## begin

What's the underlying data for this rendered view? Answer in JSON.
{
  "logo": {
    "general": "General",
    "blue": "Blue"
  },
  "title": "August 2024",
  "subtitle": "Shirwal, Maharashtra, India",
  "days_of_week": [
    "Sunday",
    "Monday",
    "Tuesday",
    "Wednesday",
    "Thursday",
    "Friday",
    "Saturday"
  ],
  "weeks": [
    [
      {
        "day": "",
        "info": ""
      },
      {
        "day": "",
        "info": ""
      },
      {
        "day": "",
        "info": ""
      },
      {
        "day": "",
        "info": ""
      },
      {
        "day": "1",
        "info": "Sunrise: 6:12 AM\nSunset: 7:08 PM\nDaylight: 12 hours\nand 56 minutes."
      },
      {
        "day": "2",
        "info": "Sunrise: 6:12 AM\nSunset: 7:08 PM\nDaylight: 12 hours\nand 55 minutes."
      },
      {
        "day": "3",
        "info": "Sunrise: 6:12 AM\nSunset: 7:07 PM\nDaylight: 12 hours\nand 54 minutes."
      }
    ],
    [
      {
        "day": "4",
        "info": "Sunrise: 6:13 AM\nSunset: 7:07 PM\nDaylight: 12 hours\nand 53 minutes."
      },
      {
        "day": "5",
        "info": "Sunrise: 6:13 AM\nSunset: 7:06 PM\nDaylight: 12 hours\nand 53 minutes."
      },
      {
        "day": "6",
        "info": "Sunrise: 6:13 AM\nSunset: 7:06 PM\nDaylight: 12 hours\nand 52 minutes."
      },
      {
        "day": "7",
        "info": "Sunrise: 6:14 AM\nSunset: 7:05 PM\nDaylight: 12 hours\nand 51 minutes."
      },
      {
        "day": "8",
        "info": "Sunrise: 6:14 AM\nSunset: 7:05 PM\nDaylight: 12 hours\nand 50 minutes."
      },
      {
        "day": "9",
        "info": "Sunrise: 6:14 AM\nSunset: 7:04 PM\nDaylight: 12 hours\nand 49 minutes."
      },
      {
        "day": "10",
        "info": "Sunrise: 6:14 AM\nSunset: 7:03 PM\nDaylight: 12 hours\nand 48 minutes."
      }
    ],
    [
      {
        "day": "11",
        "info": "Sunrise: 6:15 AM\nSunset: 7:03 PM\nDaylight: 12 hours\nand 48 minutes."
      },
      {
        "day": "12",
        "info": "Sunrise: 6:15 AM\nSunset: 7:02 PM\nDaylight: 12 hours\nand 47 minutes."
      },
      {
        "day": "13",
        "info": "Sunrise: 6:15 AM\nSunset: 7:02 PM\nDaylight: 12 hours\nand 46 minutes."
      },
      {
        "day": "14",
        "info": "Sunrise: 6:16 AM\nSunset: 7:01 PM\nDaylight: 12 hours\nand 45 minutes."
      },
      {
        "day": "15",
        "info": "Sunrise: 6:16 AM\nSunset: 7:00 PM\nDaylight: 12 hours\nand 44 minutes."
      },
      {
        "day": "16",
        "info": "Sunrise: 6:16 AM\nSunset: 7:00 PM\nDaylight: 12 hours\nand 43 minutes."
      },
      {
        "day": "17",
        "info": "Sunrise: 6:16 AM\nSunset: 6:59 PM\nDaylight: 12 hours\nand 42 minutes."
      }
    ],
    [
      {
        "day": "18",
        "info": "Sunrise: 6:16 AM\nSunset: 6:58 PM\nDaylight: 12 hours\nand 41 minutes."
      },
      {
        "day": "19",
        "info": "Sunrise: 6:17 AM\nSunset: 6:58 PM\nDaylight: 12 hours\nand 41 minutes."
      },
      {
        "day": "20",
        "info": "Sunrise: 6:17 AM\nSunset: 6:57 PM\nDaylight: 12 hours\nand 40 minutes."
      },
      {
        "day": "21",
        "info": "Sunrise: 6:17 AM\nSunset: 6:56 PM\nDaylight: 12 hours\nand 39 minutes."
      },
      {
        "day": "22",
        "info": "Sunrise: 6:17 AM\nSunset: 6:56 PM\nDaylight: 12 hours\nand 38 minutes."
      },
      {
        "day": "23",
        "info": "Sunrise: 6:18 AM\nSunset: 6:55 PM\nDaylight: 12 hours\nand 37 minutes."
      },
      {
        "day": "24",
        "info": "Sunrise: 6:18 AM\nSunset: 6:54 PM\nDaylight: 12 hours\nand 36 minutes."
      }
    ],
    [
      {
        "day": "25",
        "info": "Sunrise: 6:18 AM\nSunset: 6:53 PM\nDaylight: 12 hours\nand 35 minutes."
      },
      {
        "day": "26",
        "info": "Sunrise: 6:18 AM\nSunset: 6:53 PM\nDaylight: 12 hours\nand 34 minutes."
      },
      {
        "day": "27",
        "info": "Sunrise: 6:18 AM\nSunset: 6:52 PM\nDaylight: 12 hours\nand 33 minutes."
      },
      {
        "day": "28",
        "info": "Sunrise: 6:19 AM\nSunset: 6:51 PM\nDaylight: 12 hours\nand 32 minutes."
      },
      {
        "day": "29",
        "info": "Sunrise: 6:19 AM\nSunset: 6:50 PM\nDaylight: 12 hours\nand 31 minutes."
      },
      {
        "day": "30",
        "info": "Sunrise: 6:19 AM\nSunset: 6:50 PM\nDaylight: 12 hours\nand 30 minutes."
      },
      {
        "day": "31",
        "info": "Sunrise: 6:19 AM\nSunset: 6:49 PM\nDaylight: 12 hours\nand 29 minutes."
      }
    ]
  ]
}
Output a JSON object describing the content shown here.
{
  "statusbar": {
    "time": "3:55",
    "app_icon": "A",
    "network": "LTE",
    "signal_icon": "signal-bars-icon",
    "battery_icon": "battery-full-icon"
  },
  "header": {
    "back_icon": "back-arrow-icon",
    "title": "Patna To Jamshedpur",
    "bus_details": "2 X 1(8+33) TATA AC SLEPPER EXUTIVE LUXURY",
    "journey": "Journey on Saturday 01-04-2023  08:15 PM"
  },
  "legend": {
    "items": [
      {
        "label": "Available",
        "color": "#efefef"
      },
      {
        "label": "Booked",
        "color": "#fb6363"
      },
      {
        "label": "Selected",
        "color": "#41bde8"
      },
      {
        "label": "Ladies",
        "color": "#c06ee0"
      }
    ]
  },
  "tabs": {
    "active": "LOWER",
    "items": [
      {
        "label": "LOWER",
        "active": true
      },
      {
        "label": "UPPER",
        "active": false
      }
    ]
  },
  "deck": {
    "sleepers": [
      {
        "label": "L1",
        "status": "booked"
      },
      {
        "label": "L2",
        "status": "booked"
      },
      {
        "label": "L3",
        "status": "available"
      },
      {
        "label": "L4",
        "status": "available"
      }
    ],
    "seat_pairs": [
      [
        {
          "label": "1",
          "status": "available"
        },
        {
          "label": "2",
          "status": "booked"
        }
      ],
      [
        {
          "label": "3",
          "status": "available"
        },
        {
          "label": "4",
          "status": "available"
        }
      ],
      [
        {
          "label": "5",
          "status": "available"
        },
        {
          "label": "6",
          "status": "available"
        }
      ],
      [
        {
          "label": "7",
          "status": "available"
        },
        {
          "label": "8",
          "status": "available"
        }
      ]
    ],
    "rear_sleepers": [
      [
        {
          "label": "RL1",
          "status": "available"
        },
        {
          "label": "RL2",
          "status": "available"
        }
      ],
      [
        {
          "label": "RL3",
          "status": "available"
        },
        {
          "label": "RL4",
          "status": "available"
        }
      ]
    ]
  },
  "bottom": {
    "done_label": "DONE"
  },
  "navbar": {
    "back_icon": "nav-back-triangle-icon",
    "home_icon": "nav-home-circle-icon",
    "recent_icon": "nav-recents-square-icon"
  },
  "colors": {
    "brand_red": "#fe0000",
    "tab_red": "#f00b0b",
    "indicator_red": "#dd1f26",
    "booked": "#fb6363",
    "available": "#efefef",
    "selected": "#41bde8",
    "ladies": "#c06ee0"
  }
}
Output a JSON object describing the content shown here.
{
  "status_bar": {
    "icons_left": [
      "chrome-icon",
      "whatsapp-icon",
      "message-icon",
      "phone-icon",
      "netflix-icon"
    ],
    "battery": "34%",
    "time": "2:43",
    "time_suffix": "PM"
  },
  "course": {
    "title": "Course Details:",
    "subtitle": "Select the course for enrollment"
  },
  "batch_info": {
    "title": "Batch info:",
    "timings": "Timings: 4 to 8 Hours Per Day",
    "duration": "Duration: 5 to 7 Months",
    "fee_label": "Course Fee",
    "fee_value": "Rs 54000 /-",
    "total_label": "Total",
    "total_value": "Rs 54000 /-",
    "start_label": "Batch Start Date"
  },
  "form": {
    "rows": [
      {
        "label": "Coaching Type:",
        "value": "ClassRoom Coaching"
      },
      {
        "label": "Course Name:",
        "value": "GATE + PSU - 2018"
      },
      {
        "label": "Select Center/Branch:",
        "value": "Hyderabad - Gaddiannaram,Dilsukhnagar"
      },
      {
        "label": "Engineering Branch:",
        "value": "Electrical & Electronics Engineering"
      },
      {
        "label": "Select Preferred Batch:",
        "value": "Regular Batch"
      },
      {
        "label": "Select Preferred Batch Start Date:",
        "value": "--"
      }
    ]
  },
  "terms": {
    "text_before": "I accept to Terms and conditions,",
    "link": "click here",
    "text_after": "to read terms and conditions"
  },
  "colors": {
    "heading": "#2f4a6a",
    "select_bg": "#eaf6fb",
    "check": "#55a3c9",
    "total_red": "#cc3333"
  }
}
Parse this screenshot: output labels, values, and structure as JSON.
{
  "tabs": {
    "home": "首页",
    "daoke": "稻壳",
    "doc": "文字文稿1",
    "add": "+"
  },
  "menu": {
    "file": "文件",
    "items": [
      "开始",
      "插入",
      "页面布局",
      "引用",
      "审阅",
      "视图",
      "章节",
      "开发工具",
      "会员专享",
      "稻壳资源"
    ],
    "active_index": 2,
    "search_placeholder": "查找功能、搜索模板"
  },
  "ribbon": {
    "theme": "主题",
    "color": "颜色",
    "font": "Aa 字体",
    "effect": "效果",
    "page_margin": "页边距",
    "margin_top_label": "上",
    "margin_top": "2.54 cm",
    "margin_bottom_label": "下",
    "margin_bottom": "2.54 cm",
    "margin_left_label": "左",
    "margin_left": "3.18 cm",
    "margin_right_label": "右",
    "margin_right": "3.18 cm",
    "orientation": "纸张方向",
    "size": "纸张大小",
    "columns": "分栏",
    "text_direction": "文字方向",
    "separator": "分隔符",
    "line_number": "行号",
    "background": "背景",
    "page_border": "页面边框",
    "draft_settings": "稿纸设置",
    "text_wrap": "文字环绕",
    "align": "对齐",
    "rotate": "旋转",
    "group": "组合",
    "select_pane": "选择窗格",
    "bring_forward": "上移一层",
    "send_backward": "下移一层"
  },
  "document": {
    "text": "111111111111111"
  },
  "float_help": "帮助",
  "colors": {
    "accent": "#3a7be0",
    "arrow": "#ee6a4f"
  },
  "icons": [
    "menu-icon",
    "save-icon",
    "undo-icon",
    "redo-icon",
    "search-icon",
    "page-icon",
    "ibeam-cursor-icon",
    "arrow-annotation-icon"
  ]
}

## end

■ Your instructions
Print nothing but the lines from the line with "Parse this screenshot: output" to the last line of the records above. Both of those lines count.

■ Exercise output
Parse this screenshot: output labels, values, and structure as JSON.
{
  "tabs": {
    "home": "首页",
    "daoke": "稻壳",
    "doc": "文字文稿1",
    "add": "+"
  },
  "menu": {
    "file": "文件",
    "items": [
      "开始",
      "插入",
      "页面布局",
      "引用",
      "审阅",
      "视图",
      "章节",
      "开发工具",
      "会员专享",
      "稻壳资源"
    ],
    "active_index": 2,
    "search_placeholder": "查找功能、搜索模板"
  },
  "ribbon": {
    "theme": "主题",
    "color": "颜色",
    "font": "Aa 字体",
    "effect": "效果",
    "page_margin": "页边距",
    "margin_top_label": "上",
    "margin_top": "2.54 cm",
    "margin_bottom_label": "下",
    "margin_bottom": "2.54 cm",
    "margin_left_label": "左",
    "margin_left": "3.18 cm",
    "margin_right_label": "右",
    "margin_right": "3.18 cm",
    "orientation": "纸张方向",
    "size": "纸张大小",
    "columns": "分栏",
    "text_direction": "文字方向",
    "separator": "分隔符",
    "line_number": "行号",
    "background": "背景",
    "page_border": "页面边框",
    "draft_settings": "稿纸设置",
    "text_wrap": "文字环绕",
    "align": "对齐",
    "rotate": "旋转",
    "group": "组合",
    "select_pane": "选择窗格",
    "bring_forward": "上移一层",
    "send_backward": "下移一层"
  },
  "document": {
    "text": "111111111111111"
  },
  "float_help": "帮助",
  "colors": {
    "accent": "#3a7be0",
    "arrow": "#ee6a4f"
  },
  "icons": [
    "menu-icon",
    "save-icon",
    "undo-icon",
    "redo-icon",
    "search-icon",
    "page-icon",
    "ibeam-cursor-icon",
    "arrow-annotation-icon"
  ]
}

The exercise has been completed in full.